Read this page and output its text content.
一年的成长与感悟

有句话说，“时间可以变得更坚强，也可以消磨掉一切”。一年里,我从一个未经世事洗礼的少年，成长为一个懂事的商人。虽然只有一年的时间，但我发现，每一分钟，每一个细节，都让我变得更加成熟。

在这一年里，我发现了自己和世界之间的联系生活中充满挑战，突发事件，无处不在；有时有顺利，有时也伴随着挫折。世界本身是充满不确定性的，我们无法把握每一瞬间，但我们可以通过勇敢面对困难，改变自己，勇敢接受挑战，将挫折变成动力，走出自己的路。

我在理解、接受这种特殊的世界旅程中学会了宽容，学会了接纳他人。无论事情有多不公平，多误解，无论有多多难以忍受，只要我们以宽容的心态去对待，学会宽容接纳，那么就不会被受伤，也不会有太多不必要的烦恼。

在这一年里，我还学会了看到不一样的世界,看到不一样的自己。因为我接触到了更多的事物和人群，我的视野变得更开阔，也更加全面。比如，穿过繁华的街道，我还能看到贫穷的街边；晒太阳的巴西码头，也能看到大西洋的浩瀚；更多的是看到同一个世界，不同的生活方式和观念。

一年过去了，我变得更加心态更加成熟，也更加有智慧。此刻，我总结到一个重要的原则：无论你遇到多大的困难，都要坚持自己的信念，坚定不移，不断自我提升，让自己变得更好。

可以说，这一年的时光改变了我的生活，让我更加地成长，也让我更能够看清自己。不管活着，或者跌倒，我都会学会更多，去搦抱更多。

━━━━

### [CHALLENGE]
Identify which lines contain the word "在这一年里" and copy each one.

### [PROBLEM SOLUTION]
在这一年里，我发现了自己和世界之间的联系生活中充满挑战，突发事件，无处不在；有时有顺利，有时也伴随着挫折。世界本身是充满不确定性的，我们无法把握每一瞬间，但我们可以通过勇敢面对困难，改变自己，勇敢接受挑战，将挫折变成动力，走出自己的路。
在这一年里，我还学会了看到不一样的世界,看到不一样的自己。因为我接触到了更多的事物和人群，我的视野变得更开阔，也更加全面。比如，穿过繁华的街道，我还能看到贫穷的街边；晒太阳的巴西码头，也能看到大西洋的浩瀚；更多的是看到同一个世界，不同的生活方式和观念。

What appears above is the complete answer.